**Work to do**:
Repeat every record below exactly, omitting any pictures.

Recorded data
_ _ _ _ _ _ _
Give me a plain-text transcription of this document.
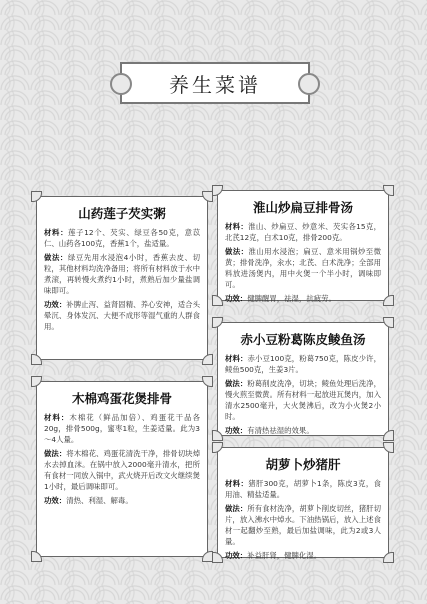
养生菜谱
山药莲子芡实粥

材料：莲子12个、芡实、绿豆各50克，意苡仁、山药各100克，香蕉1个，盐适量。

做法：绿豆先用水浸泡4小时，香蕉去皮、切粒，其他材料均洗净备用；将所有材料放于水中煮滚，再转慢火煮约1小时，煮熟后加少量盐调味即可。

功效：补脾止泻、益肾固精、养心安神，适合头晕沉、身体发沉、大便不成形等湿气重的人群食用。

木棉鸡蛋花煲排骨

材料：木棉花（鲜品加倍）、鸡蛋花干品各20g，排骨500g，蜜枣1粒，生姜适量。此为3～4人量。

做法：将木棉花、鸡蛋花清洗干净，排骨切块焯水去掉血沫。在锅中放入2000毫升清水，把所有食材一同放入锅中，武火烧开后改文火继续煲1小时，最后调味即可。

功效：清热、利湿、解毒。

淮山炒扁豆排骨汤

材料：淮山、炒扁豆、炒意米、芡实各15克，北芪12克，白术10克，排骨200克。

做法：淮山用水浸泡；扁豆、意米用锅炒至微黄；排骨洗净，汆水；北芪、白术洗净；全部用料放进汤煲内，用中火煲一个半小时，调味即可。

功效：健脾醒胃，祛湿，抗疲劳。

赤小豆粉葛陈皮鲮鱼汤

材料：赤小豆100克，粉葛750克，陈皮少许，鲮鱼500克，生姜3片。

做法：粉葛削皮洗净，切块；鲮鱼处理后洗净，慢火煎至微黄。所有材料一起放进瓦煲内，加入清水2500毫升，大火煲沸后，改为小火煲2小时。

功效：有清热祛湿的效果。

胡萝卜炒猪肝

材料：猪肝300克，胡萝卜1条，陈皮3克，食用油、精盐适量。

做法：所有食材洗净，胡萝卜削皮切丝，猪肝切片，放入沸水中焯水。下油热锅后，放入上述食材一起翻炒至熟，最后加盐调味，此为2或3人量。

功效：补益肝肾，健脾化湿。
_ _ _ _ _ _ _
**The output**:
Give me a plain-text transcription of this document.
养生菜谱
山药莲子芡实粥

材料：莲子12个、芡实、绿豆各50克，意苡仁、山药各100克，香蕉1个，盐适量。

做法：绿豆先用水浸泡4小时，香蕉去皮、切粒，其他材料均洗净备用；将所有材料放于水中煮滚，再转慢火煮约1小时，煮熟后加少量盐调味即可。

功效：补脾止泻、益肾固精、养心安神，适合头晕沉、身体发沉、大便不成形等湿气重的人群食用。

木棉鸡蛋花煲排骨

材料：木棉花（鲜品加倍）、鸡蛋花干品各20g，排骨500g，蜜枣1粒，生姜适量。此为3～4人量。

做法：将木棉花、鸡蛋花清洗干净，排骨切块焯水去掉血沫。在锅中放入2000毫升清水，把所有食材一同放入锅中，武火烧开后改文火继续煲1小时，最后调味即可。

功效：清热、利湿、解毒。

淮山炒扁豆排骨汤

材料：淮山、炒扁豆、炒意米、芡实各15克，北芪12克，白术10克，排骨200克。

做法：淮山用水浸泡；扁豆、意米用锅炒至微黄；排骨洗净，汆水；北芪、白术洗净；全部用料放进汤煲内，用中火煲一个半小时，调味即可。

功效：健脾醒胃，祛湿，抗疲劳。

赤小豆粉葛陈皮鲮鱼汤

材料：赤小豆100克，粉葛750克，陈皮少许，鲮鱼500克，生姜3片。

做法：粉葛削皮洗净，切块；鲮鱼处理后洗净，慢火煎至微黄。所有材料一起放进瓦煲内，加入清水2500毫升，大火煲沸后，改为小火煲2小时。

功效：有清热祛湿的效果。

胡萝卜炒猪肝

材料：猪肝300克，胡萝卜1条，陈皮3克，食用油、精盐适量。

做法：所有食材洗净，胡萝卜削皮切丝，猪肝切片，放入沸水中焯水。下油热锅后，放入上述食材一起翻炒至熟，最后加盐调味，此为2或3人量。

功效：补益肝肾，健脾化湿。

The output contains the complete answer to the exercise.